(GIVEN TASK)
Leave every picture out and write out the records below exactly.

[START]

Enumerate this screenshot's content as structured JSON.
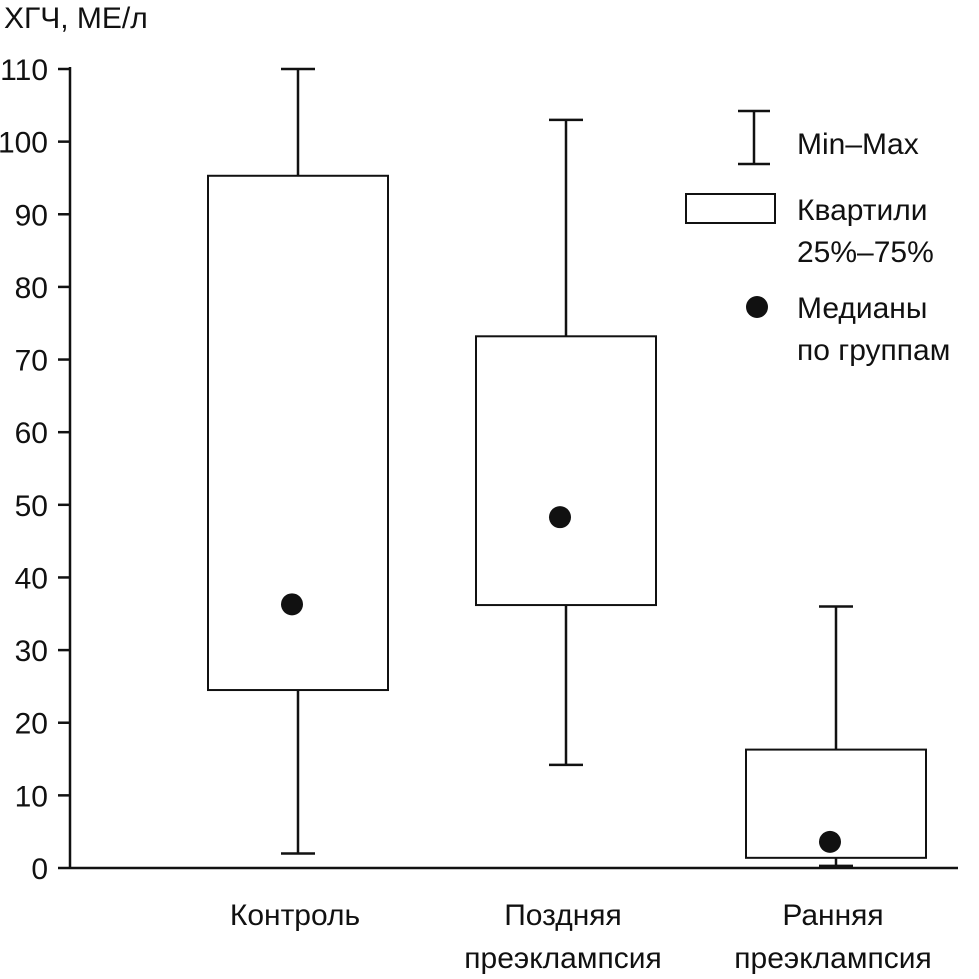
{
  "chart_data": {
    "type": "boxplot",
    "ylabel": "ХГЧ, МЕ/л",
    "xlabel": "",
    "ylim": [
      0,
      110
    ],
    "yticks": [
      0,
      10,
      20,
      30,
      40,
      50,
      60,
      70,
      80,
      90,
      100,
      110
    ],
    "grid": false,
    "legend_position": "top-right",
    "categories": [
      {
        "line1": "Контроль",
        "line2": ""
      },
      {
        "line1": "Поздняя",
        "line2": "преэклампсия"
      },
      {
        "line1": "Ранняя",
        "line2": "преэклампсия"
      }
    ],
    "groups": [
      {
        "min": 2,
        "q1": 24.5,
        "median": 36.3,
        "q3": 95.3,
        "max": 110
      },
      {
        "min": 14.2,
        "q1": 36.2,
        "median": 48.3,
        "q3": 73.2,
        "max": 103
      },
      {
        "min": 0.3,
        "q1": 1.4,
        "median": 3.6,
        "q3": 16.3,
        "max": 36
      }
    ],
    "legend": {
      "minmax": "Min–Max",
      "quartiles_line1": "Квартили",
      "quartiles_line2": "25%–75%",
      "median_line1": "Медианы",
      "median_line2": "по группам"
    },
    "colors": {
      "ink": "#111111",
      "box_fill": "#ffffff",
      "background": "#ffffff"
    }
  }
}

[END]

(WRITTEN REPLY)
Enumerate this screenshot's content as structured JSON.
{
  "chart_data": {
    "type": "boxplot",
    "ylabel": "ХГЧ, МЕ/л",
    "xlabel": "",
    "ylim": [
      0,
      110
    ],
    "yticks": [
      0,
      10,
      20,
      30,
      40,
      50,
      60,
      70,
      80,
      90,
      100,
      110
    ],
    "grid": false,
    "legend_position": "top-right",
    "categories": [
      {
        "line1": "Контроль",
        "line2": ""
      },
      {
        "line1": "Поздняя",
        "line2": "преэклампсия"
      },
      {
        "line1": "Ранняя",
        "line2": "преэклампсия"
      }
    ],
    "groups": [
      {
        "min": 2,
        "q1": 24.5,
        "median": 36.3,
        "q3": 95.3,
        "max": 110
      },
      {
        "min": 14.2,
        "q1": 36.2,
        "median": 48.3,
        "q3": 73.2,
        "max": 103
      },
      {
        "min": 0.3,
        "q1": 1.4,
        "median": 3.6,
        "q3": 16.3,
        "max": 36
      }
    ],
    "legend": {
      "minmax": "Min–Max",
      "quartiles_line1": "Квартили",
      "quartiles_line2": "25%–75%",
      "median_line1": "Медианы",
      "median_line2": "по группам"
    },
    "colors": {
      "ink": "#111111",
      "box_fill": "#ffffff",
      "background": "#ffffff"
    }
  }
}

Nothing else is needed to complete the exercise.